### Goal
In this exercise, reproduce all the entries that follow exactly.

[Dataset items]
>>>>

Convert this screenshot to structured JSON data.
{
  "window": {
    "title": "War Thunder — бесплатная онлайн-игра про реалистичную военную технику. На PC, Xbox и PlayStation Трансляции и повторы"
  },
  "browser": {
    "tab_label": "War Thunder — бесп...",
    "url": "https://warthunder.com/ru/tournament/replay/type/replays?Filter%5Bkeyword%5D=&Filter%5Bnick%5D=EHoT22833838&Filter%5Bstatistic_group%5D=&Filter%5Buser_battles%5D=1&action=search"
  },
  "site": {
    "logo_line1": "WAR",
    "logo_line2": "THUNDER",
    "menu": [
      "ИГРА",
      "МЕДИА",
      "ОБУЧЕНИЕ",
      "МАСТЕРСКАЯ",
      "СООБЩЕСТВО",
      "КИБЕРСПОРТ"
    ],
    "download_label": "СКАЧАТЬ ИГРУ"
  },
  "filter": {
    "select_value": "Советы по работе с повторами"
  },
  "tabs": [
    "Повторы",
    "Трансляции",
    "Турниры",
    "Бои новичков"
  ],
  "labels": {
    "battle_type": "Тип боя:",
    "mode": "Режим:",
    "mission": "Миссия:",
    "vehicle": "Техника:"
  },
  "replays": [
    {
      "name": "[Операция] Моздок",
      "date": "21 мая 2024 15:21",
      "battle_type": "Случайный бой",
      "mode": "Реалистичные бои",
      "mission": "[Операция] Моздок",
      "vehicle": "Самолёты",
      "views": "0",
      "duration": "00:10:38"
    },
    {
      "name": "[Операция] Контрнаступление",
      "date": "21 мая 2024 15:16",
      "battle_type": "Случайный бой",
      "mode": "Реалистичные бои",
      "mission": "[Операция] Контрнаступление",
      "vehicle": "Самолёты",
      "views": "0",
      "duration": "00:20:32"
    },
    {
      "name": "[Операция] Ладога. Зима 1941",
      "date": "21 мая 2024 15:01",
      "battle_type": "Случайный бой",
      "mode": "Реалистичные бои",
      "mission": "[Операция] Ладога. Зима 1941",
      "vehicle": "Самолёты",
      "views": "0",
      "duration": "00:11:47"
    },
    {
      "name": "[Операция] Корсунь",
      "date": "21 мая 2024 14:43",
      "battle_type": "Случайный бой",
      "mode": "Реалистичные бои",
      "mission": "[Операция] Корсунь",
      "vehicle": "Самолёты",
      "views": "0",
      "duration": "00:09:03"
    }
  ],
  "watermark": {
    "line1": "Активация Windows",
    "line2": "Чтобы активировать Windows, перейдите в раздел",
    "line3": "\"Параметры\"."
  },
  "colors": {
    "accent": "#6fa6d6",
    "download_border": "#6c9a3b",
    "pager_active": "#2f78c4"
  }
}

<<<<

### Result
Convert this screenshot to structured JSON data.
{
  "window": {
    "title": "War Thunder — бесплатная онлайн-игра про реалистичную военную технику. На PC, Xbox и PlayStation Трансляции и повторы"
  },
  "browser": {
    "tab_label": "War Thunder — бесп...",
    "url": "https://warthunder.com/ru/tournament/replay/type/replays?Filter%5Bkeyword%5D=&Filter%5Bnick%5D=EHoT22833838&Filter%5Bstatistic_group%5D=&Filter%5Buser_battles%5D=1&action=search"
  },
  "site": {
    "logo_line1": "WAR",
    "logo_line2": "THUNDER",
    "menu": [
      "ИГРА",
      "МЕДИА",
      "ОБУЧЕНИЕ",
      "МАСТЕРСКАЯ",
      "СООБЩЕСТВО",
      "КИБЕРСПОРТ"
    ],
    "download_label": "СКАЧАТЬ ИГРУ"
  },
  "filter": {
    "select_value": "Советы по работе с повторами"
  },
  "tabs": [
    "Повторы",
    "Трансляции",
    "Турниры",
    "Бои новичков"
  ],
  "labels": {
    "battle_type": "Тип боя:",
    "mode": "Режим:",
    "mission": "Миссия:",
    "vehicle": "Техника:"
  },
  "replays": [
    {
      "name": "[Операция] Моздок",
      "date": "21 мая 2024 15:21",
      "battle_type": "Случайный бой",
      "mode": "Реалистичные бои",
      "mission": "[Операция] Моздок",
      "vehicle": "Самолёты",
      "views": "0",
      "duration": "00:10:38"
    },
    {
      "name": "[Операция] Контрнаступление",
      "date": "21 мая 2024 15:16",
      "battle_type": "Случайный бой",
      "mode": "Реалистичные бои",
      "mission": "[Операция] Контрнаступление",
      "vehicle": "Самолёты",
      "views": "0",
      "duration": "00:20:32"
    },
    {
      "name": "[Операция] Ладога. Зима 1941",
      "date": "21 мая 2024 15:01",
      "battle_type": "Случайный бой",
      "mode": "Реалистичные бои",
      "mission": "[Операция] Ладога. Зима 1941",
      "vehicle": "Самолёты",
      "views": "0",
      "duration": "00:11:47"
    },
    {
      "name": "[Операция] Корсунь",
      "date": "21 мая 2024 14:43",
      "battle_type": "Случайный бой",
      "mode": "Реалистичные бои",
      "mission": "[Операция] Корсунь",
      "vehicle": "Самолёты",
      "views": "0",
      "duration": "00:09:03"
    }
  ],
  "watermark": {
    "line1": "Активация Windows",
    "line2": "Чтобы активировать Windows, перейдите в раздел",
    "line3": "\"Параметры\"."
  },
  "colors": {
    "accent": "#6fa6d6",
    "download_border": "#6c9a3b",
    "pager_active": "#2f78c4"
  }
}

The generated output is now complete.